* **Tasks to perform**
**1)** Reproduce word for word the stretch of the notes on AWS service-linked roles from "Service Roles vs" through "from within IAM.".
**2)** Pick up the notes on AWS service-linked roles after their final sentence and carry them on in the same manner.

* **Extract provided**
========================================================================

Service-Linked Roles
Service-Linked role is an IAM role linked to a specific service.
-They provide a set of permissions which is predefines by a service
-Provide permissions that a single AWS service needs to interact with other AWS service on your behalf.
-Service-Linked roles might be created by the service itself or the service might allow you to create the role during the setup process of that service or within IAM.
-You must configure permissions for an IAM entity (user or role) to allow the user or role to create or edit the service-linked role.
The key difference between service-linked roles and normal roles:
- Is that you can’t delete a service-linked role, until it’s no longer required. (Means that is no longer used within that AWS service)
Service Roles vs Service-Linked Roles
Remember that service roles are different than service-linked roles. A service role is an IAM role that a service assumes to perform actions on your behalf. An IAM administrator can create, modify, and delete a service role from within IAM.
A service-linked role is a type of service role that is linked to an AWS service. The service can assume the role to perform an action on your behalf. Service-linked roles appear in your IAM account and are owned by the service. An IAM administrator can view, but not edit the permissions for service-linked roles.

========================================================================

* **Data**
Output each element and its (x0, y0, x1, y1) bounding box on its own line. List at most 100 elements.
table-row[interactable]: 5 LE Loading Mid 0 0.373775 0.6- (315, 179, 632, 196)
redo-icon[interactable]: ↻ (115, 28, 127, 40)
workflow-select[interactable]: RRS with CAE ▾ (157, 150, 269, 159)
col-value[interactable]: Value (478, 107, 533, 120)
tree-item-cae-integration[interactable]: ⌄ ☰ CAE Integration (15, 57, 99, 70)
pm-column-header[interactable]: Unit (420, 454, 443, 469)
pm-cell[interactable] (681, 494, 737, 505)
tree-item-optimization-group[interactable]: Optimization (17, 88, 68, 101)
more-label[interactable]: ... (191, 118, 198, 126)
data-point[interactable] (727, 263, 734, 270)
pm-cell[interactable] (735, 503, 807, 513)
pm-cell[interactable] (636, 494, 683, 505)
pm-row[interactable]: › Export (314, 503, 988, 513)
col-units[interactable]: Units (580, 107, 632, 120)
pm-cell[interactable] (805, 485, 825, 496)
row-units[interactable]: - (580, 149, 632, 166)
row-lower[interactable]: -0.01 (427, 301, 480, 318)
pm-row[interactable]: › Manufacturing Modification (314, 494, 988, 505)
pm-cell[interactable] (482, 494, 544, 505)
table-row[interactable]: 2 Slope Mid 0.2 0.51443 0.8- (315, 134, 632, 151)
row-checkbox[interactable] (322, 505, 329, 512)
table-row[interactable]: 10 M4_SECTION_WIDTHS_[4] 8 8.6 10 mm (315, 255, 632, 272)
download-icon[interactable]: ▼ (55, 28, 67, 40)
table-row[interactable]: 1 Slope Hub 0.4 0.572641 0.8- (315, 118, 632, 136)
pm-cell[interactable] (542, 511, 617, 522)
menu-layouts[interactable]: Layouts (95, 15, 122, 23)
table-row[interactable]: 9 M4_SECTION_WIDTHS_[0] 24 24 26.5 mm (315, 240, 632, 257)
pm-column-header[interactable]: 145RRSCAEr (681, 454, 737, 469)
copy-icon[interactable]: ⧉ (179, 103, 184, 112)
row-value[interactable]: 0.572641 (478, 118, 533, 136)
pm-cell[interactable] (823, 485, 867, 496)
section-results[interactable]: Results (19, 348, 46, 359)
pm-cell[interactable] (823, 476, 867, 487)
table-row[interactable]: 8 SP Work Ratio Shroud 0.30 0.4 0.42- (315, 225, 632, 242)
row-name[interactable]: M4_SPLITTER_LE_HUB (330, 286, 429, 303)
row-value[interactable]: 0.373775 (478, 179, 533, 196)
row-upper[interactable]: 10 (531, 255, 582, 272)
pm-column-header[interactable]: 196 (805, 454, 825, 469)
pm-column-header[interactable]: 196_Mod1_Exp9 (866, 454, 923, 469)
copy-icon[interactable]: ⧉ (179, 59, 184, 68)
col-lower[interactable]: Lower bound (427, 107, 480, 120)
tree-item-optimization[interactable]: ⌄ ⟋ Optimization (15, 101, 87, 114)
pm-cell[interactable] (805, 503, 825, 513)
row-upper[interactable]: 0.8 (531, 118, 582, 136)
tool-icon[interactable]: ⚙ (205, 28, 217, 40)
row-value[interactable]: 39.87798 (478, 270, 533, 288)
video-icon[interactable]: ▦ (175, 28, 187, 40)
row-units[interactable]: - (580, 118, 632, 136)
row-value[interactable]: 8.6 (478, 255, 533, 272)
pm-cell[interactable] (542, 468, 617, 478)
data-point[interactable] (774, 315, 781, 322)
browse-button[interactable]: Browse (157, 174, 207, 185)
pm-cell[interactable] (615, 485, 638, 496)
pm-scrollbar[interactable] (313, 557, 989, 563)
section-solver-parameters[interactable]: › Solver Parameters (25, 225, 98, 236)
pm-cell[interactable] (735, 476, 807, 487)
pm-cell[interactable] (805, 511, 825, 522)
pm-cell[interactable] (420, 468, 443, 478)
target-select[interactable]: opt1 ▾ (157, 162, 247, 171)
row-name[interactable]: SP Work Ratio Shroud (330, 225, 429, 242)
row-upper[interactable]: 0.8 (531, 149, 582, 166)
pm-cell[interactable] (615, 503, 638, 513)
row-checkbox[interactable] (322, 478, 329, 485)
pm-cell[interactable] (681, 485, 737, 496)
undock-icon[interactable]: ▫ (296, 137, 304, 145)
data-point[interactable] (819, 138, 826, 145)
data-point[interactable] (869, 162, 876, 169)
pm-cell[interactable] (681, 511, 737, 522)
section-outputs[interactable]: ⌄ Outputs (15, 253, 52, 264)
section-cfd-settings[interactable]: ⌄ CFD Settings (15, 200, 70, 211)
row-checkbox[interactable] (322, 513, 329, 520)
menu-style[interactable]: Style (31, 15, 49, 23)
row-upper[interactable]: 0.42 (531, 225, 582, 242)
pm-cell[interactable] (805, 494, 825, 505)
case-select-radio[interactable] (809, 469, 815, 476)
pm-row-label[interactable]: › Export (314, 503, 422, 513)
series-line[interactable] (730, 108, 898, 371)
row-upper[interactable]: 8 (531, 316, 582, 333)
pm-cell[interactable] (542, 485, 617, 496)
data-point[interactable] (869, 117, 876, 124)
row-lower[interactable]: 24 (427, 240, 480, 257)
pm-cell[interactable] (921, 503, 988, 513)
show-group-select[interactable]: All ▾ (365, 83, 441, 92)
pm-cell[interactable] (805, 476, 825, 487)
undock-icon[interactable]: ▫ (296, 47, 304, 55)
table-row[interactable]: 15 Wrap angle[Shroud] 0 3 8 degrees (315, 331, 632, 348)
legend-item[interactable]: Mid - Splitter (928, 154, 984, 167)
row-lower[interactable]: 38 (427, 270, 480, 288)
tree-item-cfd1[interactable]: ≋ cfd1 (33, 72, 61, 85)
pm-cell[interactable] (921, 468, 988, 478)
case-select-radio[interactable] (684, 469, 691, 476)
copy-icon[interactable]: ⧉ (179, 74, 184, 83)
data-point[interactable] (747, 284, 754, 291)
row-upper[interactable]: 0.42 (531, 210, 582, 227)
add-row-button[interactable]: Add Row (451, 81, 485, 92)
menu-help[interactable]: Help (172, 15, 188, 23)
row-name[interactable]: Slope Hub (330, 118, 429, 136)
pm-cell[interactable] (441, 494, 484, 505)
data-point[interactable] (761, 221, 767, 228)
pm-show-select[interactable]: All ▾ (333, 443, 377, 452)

========================================================================

* **Answers to this exercise**
**1)**
Service Roles vs Service-Linked Roles
Remember that service roles are different than service-linked roles. A service role is an IAM role that a service assumes to perform actions on your behalf. An IAM administrator can create, modify, and delete a service role from within IAM.

**2)**
Role Separation & PassRole
*Role Separation is where you might give one group of people the ability to create roles and another group of people the ability to use them.
So in this case, we might want ot give “Bob”, the ability to use a service-linked role with an AWS service. So being able to take a service-linked role and assign it to a service, and if you wanted to give “Bob” the ability to use a preexisting role with a service but not create that role or edit it, then you need to provide “Bob”, with the PassRole permissions.
*PassRole
Is a method inside AWS which gives you the ability to implement role separation, and it’s something which you can also use with service-linked roles.
-The ability to pass an existing role into a service. It means that “Bob” could configure a service with a role which is already being created by a member of the security team. He would just need the “ListRole” and “PassRole” permissions on that specific role.
-Some AWS services allow you to pass an existing role to the service, instead of creating a new service-linked role. To do this, a user must have permissions to pass the role to the service.
ListRoles = allows the entity to view a list of roles from which they can choose the role to pass.
AWS Organizations
Is a product which allows larger business to manage multiple AWS accounts in a cost-effective way.
-Without AWS Organizations, many large businesses would face a situation where they need to manage many AWS accounts. Without it, these accounts would each have their own pool of IAM users as well as separate payment methods.
A standard AWS account = Not within an organization.
With an standard AWS account you create an AWS Organization, the organization isn’t created IN the account, you’re just using the account to create the organization. This standard AWS account then becomes the Management Account for the organization (Previously Master).
*You can invite other existing standard AWS accounts into the organization, and they’ll need to aprove the invite.
When Standard AWS accounts join the organization then they change from being Standard to beign Member accounts of that organization.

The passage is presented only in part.